# START OF SELECTED PASSAGE
||1. Promulgated on December 18, 2008
2. Abolished on June 26, 2017
The Regulations are enacted pursuant to Paragraph 2, Article 7 and Paragraph 3, Article 8 of the Money Laundering Control Act.
Terms used in these Regulations are defined as follows:
1. The term “a certain amount” shall mean NT$500,000 (including the foreign currency equivalent thereof).
2. The term “cash transaction” shall mean cash receipt or payment in a single transaction (including all transactions recorded on cash deposit or withdrawal vouchers for accounting purpose), or the transaction of currency exchange.
Financial institutions shall comply with the following provisions with respect to cash transactions above a certain amount:
1. Verify the identity of the customer by checking his or her identity (ID) document or passport and record the customer’s name, date of birth, address, telephone, account number, amount of transaction, and ID number. Notwithstanding the foregoing, in case that a customer engaging in the cash transaction of an account is confirmed to be exactly the accountholder, it should be clearly noted in the transaction record rather than undertaking a repeated ID verification.
# END OF SELECTED PASSAGE
# START OF DATA BLOCK
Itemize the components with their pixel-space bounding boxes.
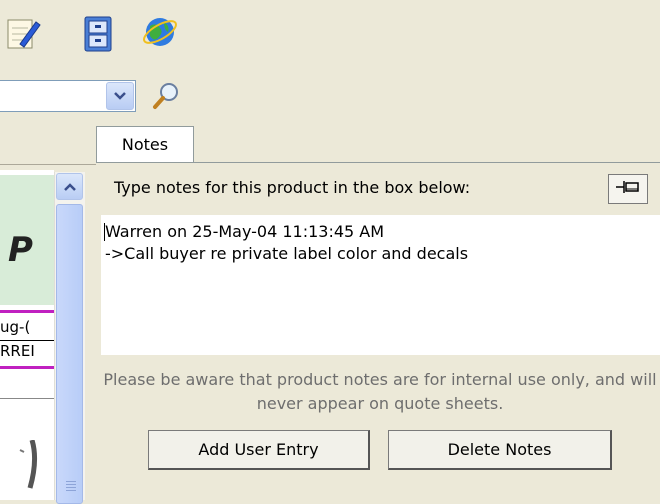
# END OF DATA BLOCK
§ SET OF TASKS:
[A] In the cash transaction regulations, reproduce verbatim the passage between "Financial institutions shall" and "repeated ID verification.", inclusive.
[B] What amount do the cash transaction regulations define as "a certain amount"?

§ RESULTS:
[A]
Financial institutions shall comply with the following provisions with respect to cash transactions above a certain amount:
1. Verify the identity of the customer by checking his or her identity (ID) document or passport and record the customer’s name, date of birth, address, telephone, account number, amount of transaction, and ID number. Notwithstanding the foregoing, in case that a customer engaging in the cash transaction of an account is confirmed to be exactly the accountholder, it should be clearly noted in the transaction record rather than undertaking a repeated ID verification.

[B] NT$500,000, including the foreign currency equivalent.